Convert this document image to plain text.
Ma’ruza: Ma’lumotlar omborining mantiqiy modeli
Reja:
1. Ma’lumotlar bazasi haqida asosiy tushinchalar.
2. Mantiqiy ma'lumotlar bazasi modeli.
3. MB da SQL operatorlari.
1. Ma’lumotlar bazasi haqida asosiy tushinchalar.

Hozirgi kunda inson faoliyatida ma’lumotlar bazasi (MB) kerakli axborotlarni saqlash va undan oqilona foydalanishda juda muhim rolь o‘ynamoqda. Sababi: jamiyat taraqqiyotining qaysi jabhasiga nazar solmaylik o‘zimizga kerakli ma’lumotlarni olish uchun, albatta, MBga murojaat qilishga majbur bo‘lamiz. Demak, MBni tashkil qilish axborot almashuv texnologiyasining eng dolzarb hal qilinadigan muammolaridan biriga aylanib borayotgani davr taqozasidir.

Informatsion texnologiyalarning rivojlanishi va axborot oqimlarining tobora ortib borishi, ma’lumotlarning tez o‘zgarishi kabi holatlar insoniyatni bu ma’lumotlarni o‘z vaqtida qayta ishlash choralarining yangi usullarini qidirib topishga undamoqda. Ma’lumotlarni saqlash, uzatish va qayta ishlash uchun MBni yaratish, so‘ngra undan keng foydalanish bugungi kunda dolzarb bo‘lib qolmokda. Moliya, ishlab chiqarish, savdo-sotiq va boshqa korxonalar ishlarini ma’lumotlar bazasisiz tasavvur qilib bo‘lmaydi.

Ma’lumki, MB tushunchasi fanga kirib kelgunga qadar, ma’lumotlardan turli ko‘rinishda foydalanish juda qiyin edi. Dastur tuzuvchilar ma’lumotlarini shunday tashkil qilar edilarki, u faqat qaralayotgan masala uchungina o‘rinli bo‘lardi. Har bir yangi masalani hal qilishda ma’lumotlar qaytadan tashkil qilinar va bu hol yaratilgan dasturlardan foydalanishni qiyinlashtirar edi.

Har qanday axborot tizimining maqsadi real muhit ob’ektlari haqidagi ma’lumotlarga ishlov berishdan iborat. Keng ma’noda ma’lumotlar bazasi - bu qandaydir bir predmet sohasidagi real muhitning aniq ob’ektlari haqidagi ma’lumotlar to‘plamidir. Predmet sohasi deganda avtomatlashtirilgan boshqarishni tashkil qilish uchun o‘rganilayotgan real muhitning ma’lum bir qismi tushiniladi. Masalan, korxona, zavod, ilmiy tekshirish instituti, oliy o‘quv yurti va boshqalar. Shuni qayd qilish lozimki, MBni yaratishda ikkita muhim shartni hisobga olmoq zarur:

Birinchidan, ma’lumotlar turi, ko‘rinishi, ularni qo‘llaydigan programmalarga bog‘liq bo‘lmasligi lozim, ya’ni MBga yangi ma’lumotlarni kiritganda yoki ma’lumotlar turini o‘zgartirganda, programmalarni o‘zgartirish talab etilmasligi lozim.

::::::::

→ DIRECTION: Faithfully reproduce all of the records, character for character.

→ TASK OUTPUT:
Convert this document image to plain text.
Ma’ruza: Ma’lumotlar omborining mantiqiy modeli
Reja:
1. Ma’lumotlar bazasi haqida asosiy tushinchalar.
2. Mantiqiy ma'lumotlar bazasi modeli.
3. MB da SQL operatorlari.
1. Ma’lumotlar bazasi haqida asosiy tushinchalar.

Hozirgi kunda inson faoliyatida ma’lumotlar bazasi (MB) kerakli axborotlarni saqlash va undan oqilona foydalanishda juda muhim rolь o‘ynamoqda. Sababi: jamiyat taraqqiyotining qaysi jabhasiga nazar solmaylik o‘zimizga kerakli ma’lumotlarni olish uchun, albatta, MBga murojaat qilishga majbur bo‘lamiz. Demak, MBni tashkil qilish axborot almashuv texnologiyasining eng dolzarb hal qilinadigan muammolaridan biriga aylanib borayotgani davr taqozasidir.

Informatsion texnologiyalarning rivojlanishi va axborot oqimlarining tobora ortib borishi, ma’lumotlarning tez o‘zgarishi kabi holatlar insoniyatni bu ma’lumotlarni o‘z vaqtida qayta ishlash choralarining yangi usullarini qidirib topishga undamoqda. Ma’lumotlarni saqlash, uzatish va qayta ishlash uchun MBni yaratish, so‘ngra undan keng foydalanish bugungi kunda dolzarb bo‘lib qolmokda. Moliya, ishlab chiqarish, savdo-sotiq va boshqa korxonalar ishlarini ma’lumotlar bazasisiz tasavvur qilib bo‘lmaydi.

Ma’lumki, MB tushunchasi fanga kirib kelgunga qadar, ma’lumotlardan turli ko‘rinishda foydalanish juda qiyin edi. Dastur tuzuvchilar ma’lumotlarini shunday tashkil qilar edilarki, u faqat qaralayotgan masala uchungina o‘rinli bo‘lardi. Har bir yangi masalani hal qilishda ma’lumotlar qaytadan tashkil qilinar va bu hol yaratilgan dasturlardan foydalanishni qiyinlashtirar edi.

Har qanday axborot tizimining maqsadi real muhit ob’ektlari haqidagi ma’lumotlarga ishlov berishdan iborat. Keng ma’noda ma’lumotlar bazasi - bu qandaydir bir predmet sohasidagi real muhitning aniq ob’ektlari haqidagi ma’lumotlar to‘plamidir. Predmet sohasi deganda avtomatlashtirilgan boshqarishni tashkil qilish uchun o‘rganilayotgan real muhitning ma’lum bir qismi tushiniladi. Masalan, korxona, zavod, ilmiy tekshirish instituti, oliy o‘quv yurti va boshqalar. Shuni qayd qilish lozimki, MBni yaratishda ikkita muhim shartni hisobga olmoq zarur:

Birinchidan, ma’lumotlar turi, ko‘rinishi, ularni qo‘llaydigan programmalarga bog‘liq bo‘lmasligi lozim, ya’ni MBga yangi ma’lumotlarni kiritganda yoki ma’lumotlar turini o‘zgartirganda, programmalarni o‘zgartirish talab etilmasligi lozim.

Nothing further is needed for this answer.